> [RECORDS]:
============================================================

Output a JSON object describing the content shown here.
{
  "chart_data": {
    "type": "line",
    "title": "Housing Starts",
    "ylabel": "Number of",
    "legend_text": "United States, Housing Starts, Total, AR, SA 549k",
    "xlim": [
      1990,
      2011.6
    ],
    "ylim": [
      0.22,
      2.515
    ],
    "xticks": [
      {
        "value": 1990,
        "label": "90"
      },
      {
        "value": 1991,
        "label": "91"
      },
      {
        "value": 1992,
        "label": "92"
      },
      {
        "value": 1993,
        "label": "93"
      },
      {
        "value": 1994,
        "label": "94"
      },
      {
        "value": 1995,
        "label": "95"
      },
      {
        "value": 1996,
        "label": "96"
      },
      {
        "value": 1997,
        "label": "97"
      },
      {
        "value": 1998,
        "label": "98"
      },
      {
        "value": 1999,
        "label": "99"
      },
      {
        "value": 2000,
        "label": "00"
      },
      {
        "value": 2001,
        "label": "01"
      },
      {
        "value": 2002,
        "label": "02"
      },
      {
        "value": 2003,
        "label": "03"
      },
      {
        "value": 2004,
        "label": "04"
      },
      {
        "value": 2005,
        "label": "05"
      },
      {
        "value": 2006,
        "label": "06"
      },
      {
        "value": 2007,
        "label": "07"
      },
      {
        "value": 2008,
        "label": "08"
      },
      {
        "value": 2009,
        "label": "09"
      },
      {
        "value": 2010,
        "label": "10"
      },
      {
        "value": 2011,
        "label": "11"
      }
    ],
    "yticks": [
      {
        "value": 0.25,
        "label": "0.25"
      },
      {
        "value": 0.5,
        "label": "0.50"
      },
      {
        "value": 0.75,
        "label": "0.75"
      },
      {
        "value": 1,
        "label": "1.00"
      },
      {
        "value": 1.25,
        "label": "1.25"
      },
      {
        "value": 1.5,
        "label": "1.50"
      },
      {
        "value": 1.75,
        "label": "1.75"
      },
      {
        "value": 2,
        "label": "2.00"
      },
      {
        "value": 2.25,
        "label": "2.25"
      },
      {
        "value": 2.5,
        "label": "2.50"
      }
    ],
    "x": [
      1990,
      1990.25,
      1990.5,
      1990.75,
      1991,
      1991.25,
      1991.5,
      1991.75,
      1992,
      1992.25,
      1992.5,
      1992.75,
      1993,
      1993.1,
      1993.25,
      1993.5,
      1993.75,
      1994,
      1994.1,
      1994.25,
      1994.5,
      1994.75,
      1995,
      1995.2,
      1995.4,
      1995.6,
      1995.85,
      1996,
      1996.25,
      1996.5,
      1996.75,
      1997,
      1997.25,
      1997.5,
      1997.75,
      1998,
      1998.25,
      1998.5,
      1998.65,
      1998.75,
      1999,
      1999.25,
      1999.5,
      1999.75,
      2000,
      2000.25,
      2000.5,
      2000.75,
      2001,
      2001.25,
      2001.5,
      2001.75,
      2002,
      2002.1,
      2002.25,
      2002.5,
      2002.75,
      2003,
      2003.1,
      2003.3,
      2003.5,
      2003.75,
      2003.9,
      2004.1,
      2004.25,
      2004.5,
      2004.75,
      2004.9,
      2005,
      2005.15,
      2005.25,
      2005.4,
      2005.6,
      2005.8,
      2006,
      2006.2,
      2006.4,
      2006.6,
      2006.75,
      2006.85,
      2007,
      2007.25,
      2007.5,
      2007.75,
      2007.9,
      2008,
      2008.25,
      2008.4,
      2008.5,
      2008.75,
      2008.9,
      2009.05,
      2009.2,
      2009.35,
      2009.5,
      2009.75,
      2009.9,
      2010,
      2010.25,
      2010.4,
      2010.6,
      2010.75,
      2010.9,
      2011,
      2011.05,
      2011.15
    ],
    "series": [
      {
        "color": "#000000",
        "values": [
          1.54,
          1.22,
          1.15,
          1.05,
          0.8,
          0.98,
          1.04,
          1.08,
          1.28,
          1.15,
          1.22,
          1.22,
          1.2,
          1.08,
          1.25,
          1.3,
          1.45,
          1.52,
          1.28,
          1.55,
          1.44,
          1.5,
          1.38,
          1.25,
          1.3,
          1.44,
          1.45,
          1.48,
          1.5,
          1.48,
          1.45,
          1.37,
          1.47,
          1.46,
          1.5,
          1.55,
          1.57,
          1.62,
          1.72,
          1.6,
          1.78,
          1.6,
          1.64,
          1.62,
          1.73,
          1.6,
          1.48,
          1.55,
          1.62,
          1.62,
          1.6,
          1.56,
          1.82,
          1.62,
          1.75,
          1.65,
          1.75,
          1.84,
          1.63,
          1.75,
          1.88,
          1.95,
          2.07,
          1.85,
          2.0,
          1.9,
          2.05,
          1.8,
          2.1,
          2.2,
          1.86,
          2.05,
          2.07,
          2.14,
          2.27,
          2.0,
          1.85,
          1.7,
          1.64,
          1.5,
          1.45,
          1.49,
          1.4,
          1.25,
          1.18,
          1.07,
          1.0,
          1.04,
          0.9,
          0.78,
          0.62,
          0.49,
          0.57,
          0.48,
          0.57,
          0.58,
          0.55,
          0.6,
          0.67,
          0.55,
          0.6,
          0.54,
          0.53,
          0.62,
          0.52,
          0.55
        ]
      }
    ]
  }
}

============================================================

> [WORK TO BE COMPLETED]:
Track down the lines that include the word "Housing" and copy them.

> [WRITTEN SOLUTION]:
    "title": "Housing Starts",
    "legend_text": "United States, Housing Starts, Total, AR, SA 549k",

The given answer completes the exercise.